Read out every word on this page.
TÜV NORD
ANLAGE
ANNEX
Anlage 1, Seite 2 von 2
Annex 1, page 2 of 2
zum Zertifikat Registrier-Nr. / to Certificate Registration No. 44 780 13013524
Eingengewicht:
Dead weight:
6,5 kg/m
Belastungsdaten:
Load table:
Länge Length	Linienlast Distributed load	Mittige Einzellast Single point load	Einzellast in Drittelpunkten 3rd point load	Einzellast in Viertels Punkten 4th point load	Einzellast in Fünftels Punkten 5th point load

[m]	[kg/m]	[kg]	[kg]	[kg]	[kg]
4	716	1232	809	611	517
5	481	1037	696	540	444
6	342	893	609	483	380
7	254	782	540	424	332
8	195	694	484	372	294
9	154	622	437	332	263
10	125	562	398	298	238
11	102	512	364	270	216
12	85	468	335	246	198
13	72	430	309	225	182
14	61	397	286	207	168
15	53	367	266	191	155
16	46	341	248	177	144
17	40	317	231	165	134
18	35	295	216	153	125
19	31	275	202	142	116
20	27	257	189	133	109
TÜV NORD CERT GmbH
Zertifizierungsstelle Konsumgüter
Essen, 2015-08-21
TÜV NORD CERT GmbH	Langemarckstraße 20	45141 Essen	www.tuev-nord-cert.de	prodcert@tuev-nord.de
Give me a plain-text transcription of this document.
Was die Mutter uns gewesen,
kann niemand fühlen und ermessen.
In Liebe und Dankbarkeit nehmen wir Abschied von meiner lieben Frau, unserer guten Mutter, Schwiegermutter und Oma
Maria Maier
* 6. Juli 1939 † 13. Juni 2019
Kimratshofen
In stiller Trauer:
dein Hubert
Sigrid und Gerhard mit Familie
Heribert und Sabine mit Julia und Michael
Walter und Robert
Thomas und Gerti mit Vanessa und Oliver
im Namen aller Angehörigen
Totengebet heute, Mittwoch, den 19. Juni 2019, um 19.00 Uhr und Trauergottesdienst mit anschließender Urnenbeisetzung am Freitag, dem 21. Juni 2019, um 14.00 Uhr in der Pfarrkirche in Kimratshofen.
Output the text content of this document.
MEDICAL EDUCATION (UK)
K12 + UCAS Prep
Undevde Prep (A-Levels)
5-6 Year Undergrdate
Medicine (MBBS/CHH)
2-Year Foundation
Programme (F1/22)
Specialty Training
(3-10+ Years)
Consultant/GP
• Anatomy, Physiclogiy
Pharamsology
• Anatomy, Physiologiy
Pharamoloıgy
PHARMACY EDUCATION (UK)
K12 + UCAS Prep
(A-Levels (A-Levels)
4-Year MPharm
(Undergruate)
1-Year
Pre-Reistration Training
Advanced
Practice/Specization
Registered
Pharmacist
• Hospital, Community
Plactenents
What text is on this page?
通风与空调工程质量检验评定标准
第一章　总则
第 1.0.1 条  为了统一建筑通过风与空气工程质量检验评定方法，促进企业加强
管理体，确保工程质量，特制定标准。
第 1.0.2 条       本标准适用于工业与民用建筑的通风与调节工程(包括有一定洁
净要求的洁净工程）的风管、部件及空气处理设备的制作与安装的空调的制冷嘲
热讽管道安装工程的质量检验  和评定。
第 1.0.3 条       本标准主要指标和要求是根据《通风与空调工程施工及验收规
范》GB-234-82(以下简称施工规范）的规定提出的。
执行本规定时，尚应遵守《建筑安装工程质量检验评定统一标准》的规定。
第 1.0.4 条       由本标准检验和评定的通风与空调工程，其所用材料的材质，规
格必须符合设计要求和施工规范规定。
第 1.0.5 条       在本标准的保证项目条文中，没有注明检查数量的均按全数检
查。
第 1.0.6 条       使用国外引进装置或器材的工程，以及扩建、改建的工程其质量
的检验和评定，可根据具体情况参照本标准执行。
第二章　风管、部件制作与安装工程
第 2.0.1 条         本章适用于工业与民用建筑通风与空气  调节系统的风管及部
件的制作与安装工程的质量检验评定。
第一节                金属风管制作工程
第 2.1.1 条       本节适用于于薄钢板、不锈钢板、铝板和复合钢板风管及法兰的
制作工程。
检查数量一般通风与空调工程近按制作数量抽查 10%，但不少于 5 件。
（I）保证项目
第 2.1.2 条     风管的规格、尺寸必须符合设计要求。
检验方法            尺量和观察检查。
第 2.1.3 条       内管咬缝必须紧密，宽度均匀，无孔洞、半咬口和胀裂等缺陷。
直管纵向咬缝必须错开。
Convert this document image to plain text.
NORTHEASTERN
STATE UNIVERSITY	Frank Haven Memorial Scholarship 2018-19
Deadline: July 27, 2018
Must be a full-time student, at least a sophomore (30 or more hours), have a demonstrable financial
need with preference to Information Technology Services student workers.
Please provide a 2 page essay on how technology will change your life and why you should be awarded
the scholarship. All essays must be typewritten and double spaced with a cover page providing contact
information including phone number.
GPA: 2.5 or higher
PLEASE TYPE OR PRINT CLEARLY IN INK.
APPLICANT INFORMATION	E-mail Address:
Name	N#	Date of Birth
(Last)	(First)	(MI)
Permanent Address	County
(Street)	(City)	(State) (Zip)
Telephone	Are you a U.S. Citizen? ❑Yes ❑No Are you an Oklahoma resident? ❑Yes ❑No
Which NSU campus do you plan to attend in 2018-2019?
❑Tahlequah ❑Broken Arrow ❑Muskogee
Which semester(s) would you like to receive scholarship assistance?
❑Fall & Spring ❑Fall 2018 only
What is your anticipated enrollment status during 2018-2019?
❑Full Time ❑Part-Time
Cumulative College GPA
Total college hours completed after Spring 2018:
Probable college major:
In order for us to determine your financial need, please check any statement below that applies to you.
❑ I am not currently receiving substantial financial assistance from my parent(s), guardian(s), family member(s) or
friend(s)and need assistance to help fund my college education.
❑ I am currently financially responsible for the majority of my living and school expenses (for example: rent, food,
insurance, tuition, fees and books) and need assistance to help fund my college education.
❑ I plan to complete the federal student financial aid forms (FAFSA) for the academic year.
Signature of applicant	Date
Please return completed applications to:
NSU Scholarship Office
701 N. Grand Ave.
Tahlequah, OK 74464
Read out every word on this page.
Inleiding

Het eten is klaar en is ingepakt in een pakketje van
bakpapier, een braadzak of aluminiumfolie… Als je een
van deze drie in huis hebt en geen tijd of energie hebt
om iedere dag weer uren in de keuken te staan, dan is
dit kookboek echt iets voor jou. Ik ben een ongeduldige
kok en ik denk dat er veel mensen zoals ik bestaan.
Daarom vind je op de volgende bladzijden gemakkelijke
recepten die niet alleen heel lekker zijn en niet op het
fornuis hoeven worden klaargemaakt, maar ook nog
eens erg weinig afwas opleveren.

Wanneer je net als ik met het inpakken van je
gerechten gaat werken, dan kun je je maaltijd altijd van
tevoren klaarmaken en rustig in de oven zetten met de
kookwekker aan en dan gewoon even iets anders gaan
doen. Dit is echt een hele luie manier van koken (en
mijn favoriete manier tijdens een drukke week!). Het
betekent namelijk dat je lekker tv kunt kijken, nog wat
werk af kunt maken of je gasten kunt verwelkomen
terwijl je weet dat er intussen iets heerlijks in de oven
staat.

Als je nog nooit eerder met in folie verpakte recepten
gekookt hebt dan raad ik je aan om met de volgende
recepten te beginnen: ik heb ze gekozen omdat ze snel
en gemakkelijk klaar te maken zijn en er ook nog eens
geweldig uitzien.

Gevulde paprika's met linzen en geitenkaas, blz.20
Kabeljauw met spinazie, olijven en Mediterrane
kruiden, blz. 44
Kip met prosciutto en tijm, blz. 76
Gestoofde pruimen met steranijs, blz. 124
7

**EXERCISE BRIEF:** Looking at the listing above, how many of its lines contain the string "currently"? Give the number alone.

**OUTPUT:** 2